Lines containing the word "icon" are the ones to copy from the records below.

==== Provided data

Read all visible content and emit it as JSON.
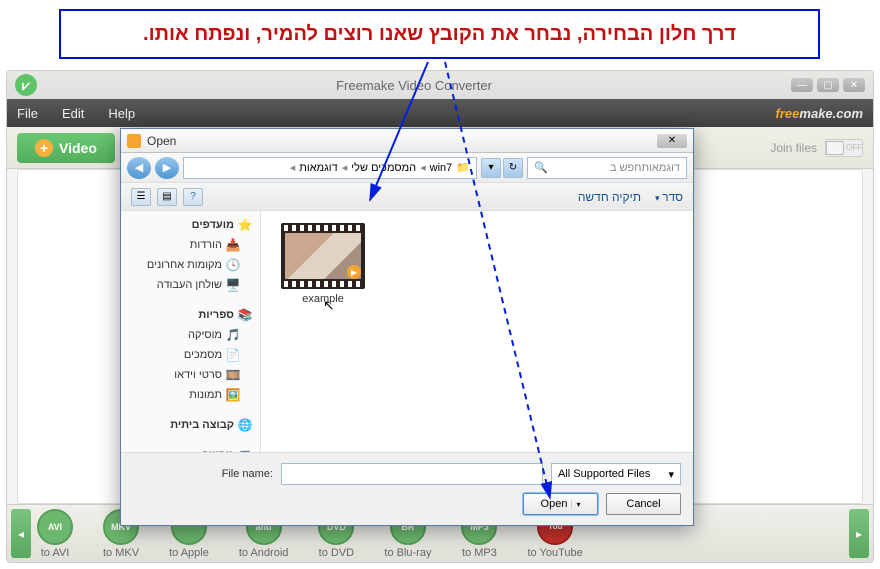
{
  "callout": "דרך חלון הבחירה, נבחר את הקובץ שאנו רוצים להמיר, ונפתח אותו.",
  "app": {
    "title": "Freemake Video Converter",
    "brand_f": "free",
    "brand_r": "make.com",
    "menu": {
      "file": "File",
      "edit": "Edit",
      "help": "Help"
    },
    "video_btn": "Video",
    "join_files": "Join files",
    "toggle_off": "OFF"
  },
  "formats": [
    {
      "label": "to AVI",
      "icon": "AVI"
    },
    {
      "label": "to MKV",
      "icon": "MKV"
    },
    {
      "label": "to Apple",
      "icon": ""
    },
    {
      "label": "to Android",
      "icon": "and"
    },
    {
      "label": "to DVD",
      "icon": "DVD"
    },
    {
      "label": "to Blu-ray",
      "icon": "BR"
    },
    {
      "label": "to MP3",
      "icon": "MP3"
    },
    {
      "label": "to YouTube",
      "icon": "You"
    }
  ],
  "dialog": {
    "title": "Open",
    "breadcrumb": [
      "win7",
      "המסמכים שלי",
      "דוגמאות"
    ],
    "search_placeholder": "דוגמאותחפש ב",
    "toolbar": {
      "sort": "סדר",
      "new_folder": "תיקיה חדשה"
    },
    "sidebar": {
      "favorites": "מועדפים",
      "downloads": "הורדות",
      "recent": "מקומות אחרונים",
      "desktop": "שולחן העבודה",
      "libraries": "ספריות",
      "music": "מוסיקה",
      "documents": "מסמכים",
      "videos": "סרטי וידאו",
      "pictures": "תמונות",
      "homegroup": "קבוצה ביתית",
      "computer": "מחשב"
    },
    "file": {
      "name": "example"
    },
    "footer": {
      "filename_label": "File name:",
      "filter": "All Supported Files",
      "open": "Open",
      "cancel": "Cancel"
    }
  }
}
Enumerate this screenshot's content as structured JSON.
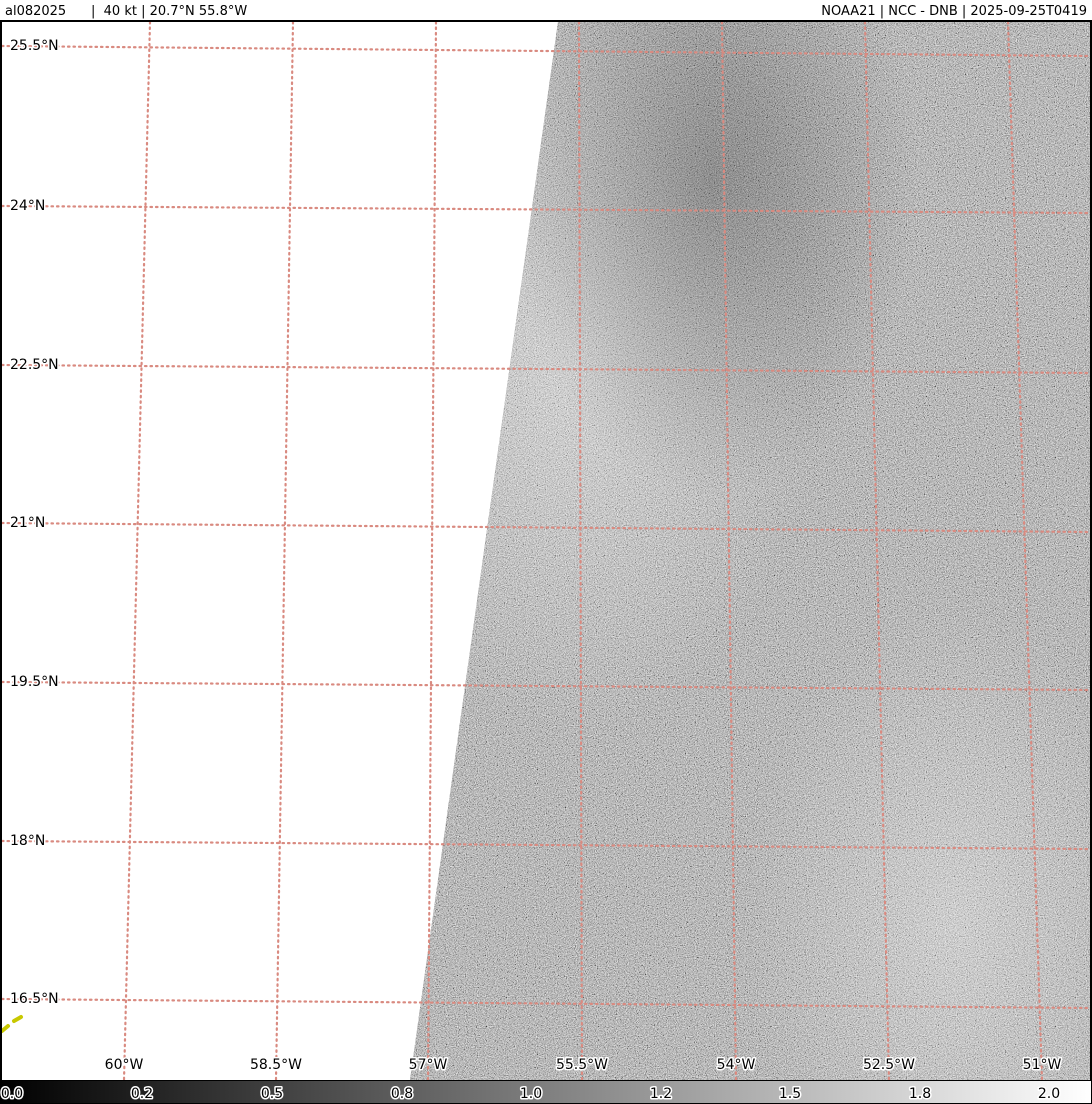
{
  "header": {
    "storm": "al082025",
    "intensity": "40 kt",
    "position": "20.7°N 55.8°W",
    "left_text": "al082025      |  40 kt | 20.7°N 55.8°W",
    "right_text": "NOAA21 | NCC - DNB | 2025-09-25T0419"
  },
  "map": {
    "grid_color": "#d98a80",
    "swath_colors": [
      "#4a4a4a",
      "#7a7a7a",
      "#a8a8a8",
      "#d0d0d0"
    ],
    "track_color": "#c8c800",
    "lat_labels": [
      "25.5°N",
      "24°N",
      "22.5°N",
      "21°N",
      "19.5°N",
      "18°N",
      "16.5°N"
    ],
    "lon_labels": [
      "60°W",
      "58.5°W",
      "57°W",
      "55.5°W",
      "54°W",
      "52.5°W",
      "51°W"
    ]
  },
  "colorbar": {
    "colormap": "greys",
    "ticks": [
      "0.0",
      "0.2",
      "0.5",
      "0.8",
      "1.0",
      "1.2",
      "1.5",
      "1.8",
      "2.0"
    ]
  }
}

========
==== Provided data

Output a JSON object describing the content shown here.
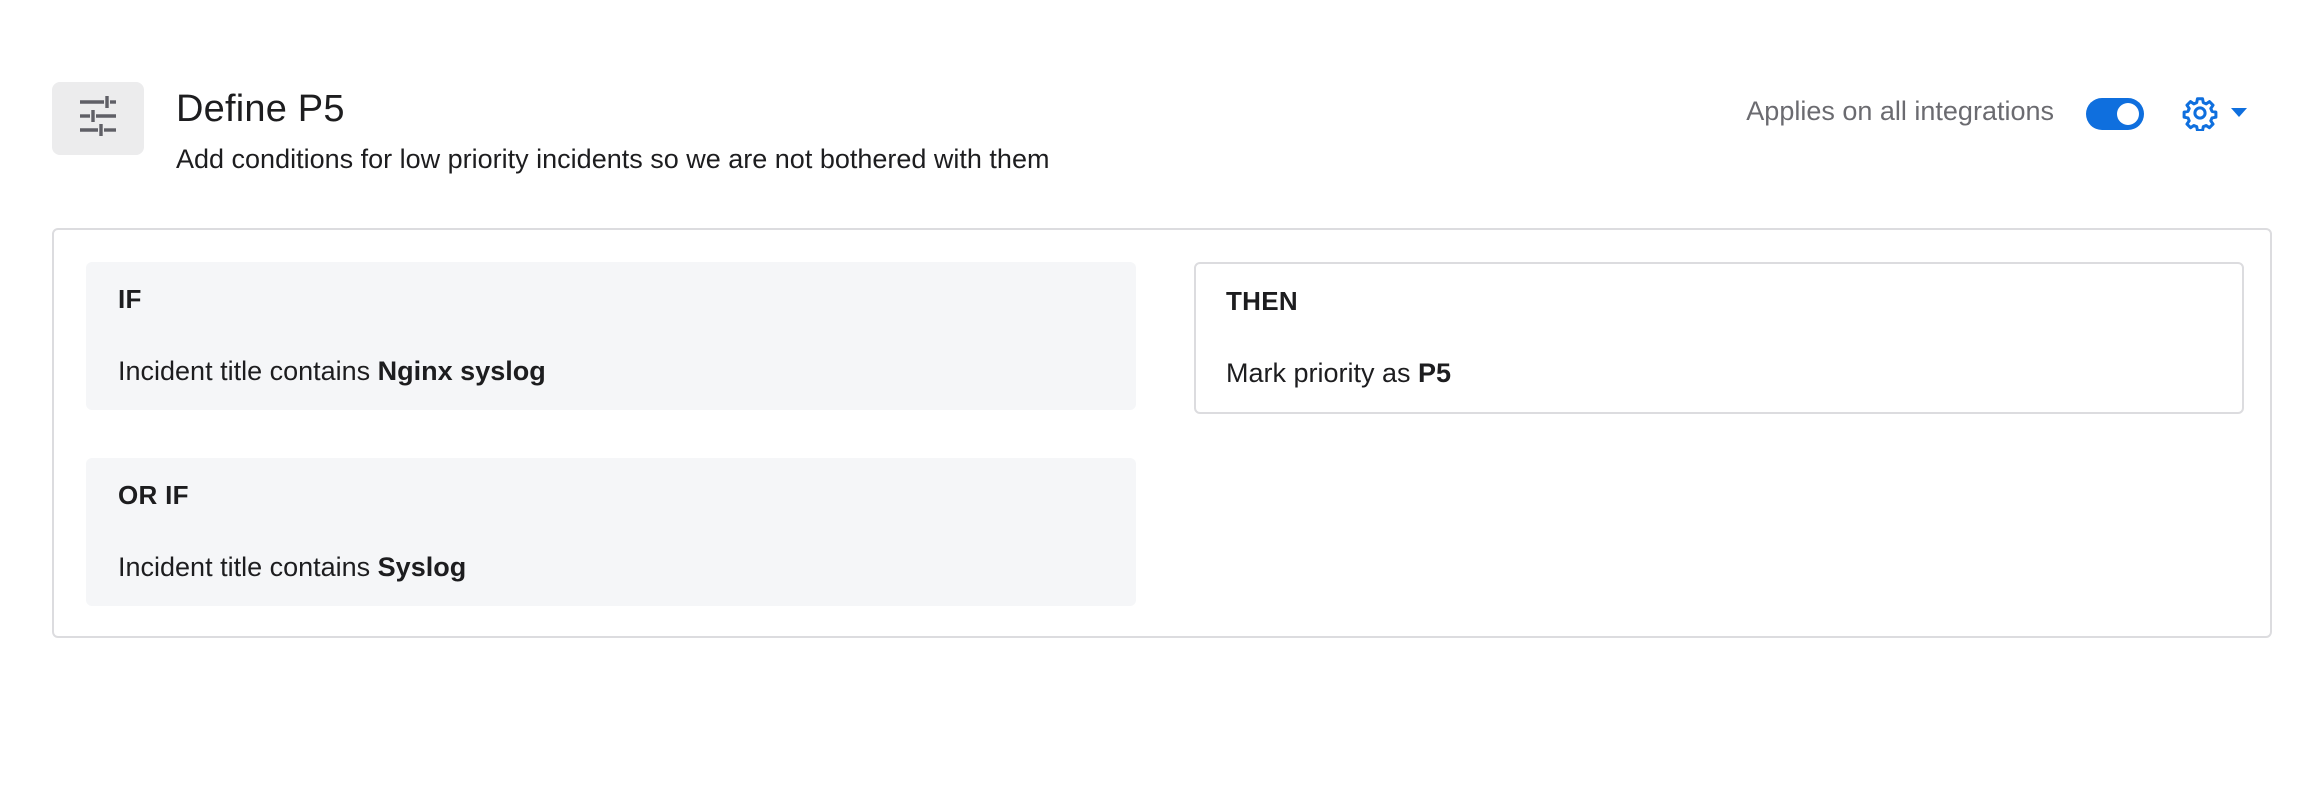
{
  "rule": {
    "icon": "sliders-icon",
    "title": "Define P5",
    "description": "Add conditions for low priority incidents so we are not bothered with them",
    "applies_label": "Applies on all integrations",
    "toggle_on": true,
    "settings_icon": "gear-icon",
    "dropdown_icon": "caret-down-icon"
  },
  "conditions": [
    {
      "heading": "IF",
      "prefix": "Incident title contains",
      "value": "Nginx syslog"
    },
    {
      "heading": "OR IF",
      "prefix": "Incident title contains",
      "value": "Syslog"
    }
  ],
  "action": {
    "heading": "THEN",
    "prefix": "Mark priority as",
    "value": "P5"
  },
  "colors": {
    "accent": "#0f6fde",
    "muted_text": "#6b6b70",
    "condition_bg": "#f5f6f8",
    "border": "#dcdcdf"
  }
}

========

Answer for this exercise:
      "icon": "AVI"
      "icon": "MKV"
      "icon": ""
      "icon": "and"
      "icon": "DVD"
      "icon": "BR"
      "icon": "MP3"
      "icon": "You"
    "icon": "sliders-icon",
    "settings_icon": "gear-icon",
    "dropdown_icon": "caret-down-icon"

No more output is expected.